▸ What the task requires: Scan the lines below for the word "Email". Copy each line you find it in.

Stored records
::::::::
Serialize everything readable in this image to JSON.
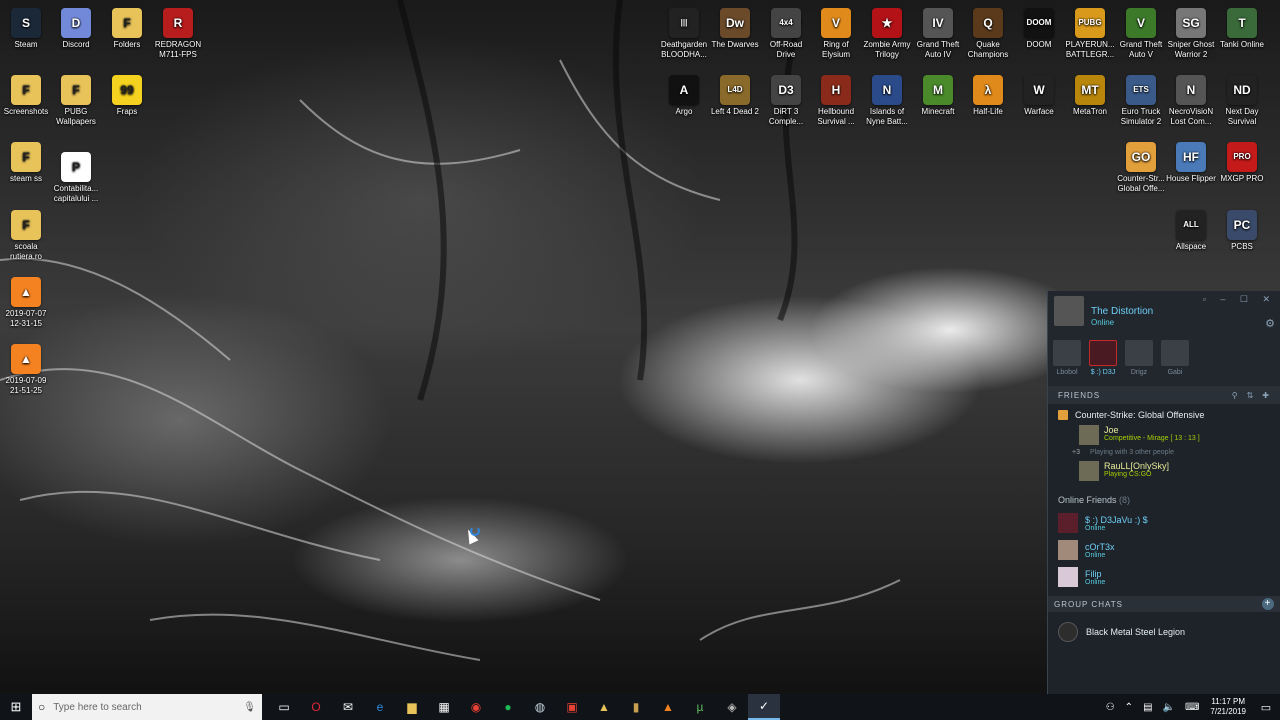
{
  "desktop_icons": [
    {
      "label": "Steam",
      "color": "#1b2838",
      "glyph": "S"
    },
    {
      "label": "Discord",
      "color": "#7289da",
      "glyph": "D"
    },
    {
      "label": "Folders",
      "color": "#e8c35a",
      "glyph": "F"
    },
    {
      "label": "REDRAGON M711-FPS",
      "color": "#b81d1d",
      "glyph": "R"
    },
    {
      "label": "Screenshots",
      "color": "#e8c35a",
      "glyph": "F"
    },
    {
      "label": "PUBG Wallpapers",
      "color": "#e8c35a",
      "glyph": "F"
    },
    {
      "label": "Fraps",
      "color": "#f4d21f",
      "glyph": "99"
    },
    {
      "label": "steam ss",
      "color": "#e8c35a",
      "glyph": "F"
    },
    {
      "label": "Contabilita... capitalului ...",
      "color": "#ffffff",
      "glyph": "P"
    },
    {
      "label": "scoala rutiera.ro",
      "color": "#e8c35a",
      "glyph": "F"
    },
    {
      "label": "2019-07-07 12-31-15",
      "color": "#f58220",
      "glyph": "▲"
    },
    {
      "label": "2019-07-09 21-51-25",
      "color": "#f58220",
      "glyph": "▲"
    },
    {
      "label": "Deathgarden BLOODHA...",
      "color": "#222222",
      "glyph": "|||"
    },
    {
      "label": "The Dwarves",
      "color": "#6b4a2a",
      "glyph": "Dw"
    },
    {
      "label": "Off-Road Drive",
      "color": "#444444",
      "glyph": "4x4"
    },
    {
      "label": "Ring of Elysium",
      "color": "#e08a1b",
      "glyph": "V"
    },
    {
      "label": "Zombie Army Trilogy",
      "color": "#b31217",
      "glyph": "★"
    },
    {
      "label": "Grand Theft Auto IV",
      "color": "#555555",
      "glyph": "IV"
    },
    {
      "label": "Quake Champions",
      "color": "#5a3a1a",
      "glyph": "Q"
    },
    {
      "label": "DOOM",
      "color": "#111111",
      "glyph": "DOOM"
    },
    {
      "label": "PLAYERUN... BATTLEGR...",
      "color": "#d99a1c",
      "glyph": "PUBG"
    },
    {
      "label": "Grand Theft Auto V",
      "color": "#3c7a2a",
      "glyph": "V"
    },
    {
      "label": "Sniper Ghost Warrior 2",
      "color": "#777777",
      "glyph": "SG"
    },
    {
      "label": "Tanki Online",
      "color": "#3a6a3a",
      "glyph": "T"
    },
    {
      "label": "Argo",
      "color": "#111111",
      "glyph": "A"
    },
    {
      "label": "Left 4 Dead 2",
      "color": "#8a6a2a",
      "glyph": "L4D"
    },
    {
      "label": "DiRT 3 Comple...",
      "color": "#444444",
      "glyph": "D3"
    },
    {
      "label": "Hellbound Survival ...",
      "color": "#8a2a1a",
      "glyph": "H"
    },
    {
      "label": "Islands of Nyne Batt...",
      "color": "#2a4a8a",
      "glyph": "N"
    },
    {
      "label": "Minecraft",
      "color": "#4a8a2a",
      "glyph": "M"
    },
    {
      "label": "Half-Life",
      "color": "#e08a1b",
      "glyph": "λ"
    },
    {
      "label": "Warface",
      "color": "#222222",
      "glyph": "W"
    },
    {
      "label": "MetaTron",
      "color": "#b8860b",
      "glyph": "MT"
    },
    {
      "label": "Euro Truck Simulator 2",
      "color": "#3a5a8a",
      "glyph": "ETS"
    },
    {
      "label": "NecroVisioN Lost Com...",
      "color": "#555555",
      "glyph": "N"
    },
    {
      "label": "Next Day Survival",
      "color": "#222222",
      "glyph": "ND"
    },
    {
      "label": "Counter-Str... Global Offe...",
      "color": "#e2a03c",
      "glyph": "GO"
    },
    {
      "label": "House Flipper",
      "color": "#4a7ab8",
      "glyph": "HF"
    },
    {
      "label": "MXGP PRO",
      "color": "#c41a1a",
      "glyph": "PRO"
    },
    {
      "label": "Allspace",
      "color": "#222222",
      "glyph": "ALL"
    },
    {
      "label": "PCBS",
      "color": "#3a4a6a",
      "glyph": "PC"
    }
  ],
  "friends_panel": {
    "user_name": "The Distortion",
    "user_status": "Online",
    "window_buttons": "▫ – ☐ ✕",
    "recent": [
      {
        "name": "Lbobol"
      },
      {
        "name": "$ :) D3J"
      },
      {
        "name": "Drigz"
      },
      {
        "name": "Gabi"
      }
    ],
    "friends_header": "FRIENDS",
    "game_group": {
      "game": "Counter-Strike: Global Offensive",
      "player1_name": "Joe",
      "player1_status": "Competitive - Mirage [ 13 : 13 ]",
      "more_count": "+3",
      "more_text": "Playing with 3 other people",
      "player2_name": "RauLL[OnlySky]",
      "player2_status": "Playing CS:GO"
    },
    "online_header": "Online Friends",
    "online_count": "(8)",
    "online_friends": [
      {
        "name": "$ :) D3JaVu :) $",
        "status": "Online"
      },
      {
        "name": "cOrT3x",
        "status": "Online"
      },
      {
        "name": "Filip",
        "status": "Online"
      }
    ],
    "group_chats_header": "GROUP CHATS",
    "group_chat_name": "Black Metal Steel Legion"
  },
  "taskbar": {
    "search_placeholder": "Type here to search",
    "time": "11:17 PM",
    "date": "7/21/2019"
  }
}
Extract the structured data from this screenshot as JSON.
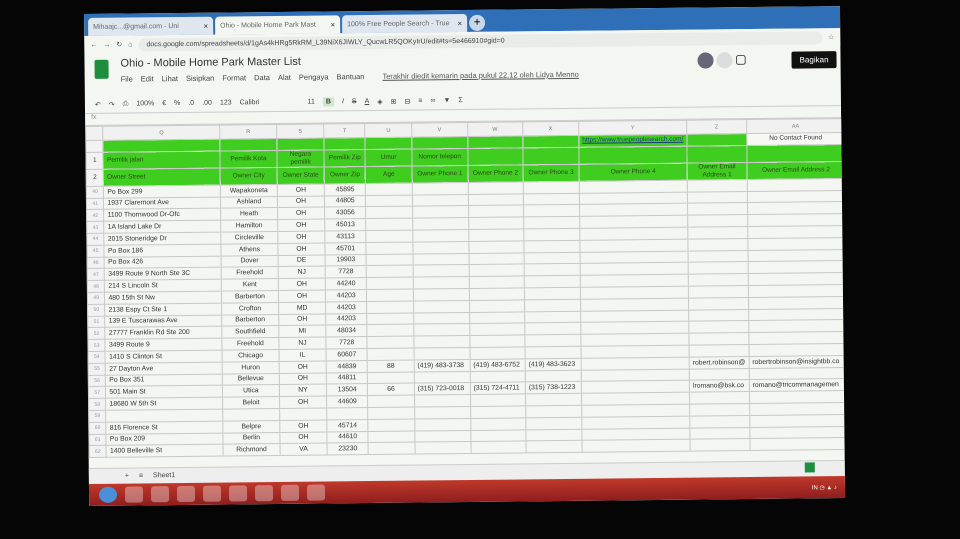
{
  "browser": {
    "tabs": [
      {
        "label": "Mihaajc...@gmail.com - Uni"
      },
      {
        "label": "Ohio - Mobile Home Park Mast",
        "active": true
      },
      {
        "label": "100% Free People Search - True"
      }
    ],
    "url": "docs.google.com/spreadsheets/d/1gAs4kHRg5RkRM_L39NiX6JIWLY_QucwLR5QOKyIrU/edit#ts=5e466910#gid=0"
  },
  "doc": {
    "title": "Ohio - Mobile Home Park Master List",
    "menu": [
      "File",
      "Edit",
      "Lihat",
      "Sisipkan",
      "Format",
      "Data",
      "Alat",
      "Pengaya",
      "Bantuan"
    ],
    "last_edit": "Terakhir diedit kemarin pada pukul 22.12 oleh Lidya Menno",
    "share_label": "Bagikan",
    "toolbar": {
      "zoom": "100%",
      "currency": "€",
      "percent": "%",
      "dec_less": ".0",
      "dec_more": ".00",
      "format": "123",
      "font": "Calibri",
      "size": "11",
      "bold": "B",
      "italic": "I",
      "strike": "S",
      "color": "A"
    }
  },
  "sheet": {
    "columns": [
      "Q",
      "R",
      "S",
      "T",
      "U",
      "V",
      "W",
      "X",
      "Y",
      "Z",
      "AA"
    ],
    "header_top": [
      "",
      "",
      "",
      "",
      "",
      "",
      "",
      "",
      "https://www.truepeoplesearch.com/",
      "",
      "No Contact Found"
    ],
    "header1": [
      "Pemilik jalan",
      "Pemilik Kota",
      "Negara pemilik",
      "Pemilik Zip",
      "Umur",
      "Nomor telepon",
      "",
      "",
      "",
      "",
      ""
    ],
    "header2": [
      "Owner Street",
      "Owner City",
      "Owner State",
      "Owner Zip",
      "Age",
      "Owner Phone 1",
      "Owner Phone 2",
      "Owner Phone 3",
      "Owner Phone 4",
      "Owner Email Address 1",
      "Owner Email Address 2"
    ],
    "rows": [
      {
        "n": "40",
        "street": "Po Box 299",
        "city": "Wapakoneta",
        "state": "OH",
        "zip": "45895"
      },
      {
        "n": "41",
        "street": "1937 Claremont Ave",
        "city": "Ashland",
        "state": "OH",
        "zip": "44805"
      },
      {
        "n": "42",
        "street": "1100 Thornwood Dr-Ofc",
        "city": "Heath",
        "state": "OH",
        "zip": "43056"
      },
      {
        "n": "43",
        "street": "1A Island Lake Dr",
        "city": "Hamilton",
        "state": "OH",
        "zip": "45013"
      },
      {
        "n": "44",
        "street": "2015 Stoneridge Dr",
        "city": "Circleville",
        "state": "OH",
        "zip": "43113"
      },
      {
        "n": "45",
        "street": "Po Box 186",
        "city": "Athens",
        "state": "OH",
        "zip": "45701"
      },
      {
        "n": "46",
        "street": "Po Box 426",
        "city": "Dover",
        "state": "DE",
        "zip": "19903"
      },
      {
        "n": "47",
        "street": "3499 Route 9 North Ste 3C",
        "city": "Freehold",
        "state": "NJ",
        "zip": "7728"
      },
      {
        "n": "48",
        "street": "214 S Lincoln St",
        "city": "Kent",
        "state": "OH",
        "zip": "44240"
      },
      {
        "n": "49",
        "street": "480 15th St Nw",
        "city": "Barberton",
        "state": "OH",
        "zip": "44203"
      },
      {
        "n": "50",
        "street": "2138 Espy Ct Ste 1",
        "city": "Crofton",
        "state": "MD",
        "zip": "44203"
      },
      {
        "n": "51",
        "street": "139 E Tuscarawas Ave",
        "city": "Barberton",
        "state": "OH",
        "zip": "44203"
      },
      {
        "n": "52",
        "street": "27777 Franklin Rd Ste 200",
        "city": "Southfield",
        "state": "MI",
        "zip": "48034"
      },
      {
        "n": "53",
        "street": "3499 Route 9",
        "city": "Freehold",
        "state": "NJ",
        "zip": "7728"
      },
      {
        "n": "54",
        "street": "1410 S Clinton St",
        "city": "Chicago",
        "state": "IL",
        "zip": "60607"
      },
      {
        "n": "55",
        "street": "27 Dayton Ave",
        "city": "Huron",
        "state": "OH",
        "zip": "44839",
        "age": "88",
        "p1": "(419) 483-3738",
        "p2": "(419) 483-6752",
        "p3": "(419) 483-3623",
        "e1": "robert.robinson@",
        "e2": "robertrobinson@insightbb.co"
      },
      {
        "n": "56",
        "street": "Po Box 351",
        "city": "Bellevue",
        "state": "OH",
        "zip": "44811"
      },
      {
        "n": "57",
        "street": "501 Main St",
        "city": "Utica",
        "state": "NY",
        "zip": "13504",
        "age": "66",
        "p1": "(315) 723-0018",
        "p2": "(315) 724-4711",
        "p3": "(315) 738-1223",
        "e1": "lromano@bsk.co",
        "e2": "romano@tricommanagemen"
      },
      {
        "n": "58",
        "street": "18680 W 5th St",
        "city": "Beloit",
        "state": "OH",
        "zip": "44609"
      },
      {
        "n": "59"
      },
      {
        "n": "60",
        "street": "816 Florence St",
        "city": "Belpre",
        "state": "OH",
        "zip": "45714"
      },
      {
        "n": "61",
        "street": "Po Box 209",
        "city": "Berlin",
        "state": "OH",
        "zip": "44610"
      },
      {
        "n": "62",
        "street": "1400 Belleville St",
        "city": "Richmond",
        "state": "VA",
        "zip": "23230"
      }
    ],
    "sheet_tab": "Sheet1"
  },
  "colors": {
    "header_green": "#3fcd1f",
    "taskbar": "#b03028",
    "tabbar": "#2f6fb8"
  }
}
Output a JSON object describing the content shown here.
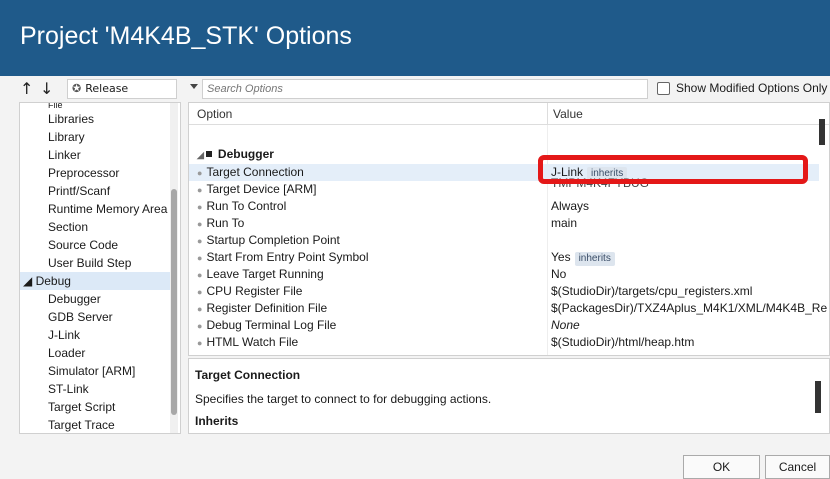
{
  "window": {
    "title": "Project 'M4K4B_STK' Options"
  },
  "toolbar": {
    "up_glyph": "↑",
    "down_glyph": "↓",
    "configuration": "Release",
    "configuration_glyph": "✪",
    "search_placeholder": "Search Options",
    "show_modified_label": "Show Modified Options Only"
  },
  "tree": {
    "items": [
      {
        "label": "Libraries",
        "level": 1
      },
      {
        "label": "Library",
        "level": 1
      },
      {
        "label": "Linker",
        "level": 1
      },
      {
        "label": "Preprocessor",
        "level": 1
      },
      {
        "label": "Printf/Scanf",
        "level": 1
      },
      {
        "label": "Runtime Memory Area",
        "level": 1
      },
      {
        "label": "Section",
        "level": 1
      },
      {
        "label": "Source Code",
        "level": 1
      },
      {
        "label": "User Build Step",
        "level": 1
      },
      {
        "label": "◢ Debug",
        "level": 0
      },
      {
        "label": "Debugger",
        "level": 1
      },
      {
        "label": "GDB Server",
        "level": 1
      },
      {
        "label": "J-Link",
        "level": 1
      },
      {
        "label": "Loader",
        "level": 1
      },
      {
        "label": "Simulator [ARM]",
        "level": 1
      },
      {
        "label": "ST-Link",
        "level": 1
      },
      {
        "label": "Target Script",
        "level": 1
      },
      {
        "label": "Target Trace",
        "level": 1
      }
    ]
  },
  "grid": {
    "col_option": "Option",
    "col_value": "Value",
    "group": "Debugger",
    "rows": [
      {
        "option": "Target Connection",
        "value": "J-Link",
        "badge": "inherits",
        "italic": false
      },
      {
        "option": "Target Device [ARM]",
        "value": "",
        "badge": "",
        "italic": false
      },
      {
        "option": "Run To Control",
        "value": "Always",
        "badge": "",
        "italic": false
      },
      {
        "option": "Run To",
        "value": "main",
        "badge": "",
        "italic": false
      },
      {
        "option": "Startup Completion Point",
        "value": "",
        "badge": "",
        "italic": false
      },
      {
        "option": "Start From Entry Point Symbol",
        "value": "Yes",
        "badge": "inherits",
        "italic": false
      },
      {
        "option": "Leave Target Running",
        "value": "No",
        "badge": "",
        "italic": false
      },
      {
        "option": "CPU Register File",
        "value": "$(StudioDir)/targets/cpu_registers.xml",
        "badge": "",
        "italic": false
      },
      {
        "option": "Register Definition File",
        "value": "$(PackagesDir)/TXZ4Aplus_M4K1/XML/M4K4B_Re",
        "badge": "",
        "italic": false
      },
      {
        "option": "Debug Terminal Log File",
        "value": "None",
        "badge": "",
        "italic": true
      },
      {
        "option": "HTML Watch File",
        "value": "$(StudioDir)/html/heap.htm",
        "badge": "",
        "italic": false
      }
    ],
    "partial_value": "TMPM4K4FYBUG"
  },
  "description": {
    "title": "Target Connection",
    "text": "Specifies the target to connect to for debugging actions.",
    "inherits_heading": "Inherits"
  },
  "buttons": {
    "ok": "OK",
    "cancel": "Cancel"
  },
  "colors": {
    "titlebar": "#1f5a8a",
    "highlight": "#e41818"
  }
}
::::::::
▸ Correct answer:
      "Owner Email Address 1",
      "Owner Email Address 2"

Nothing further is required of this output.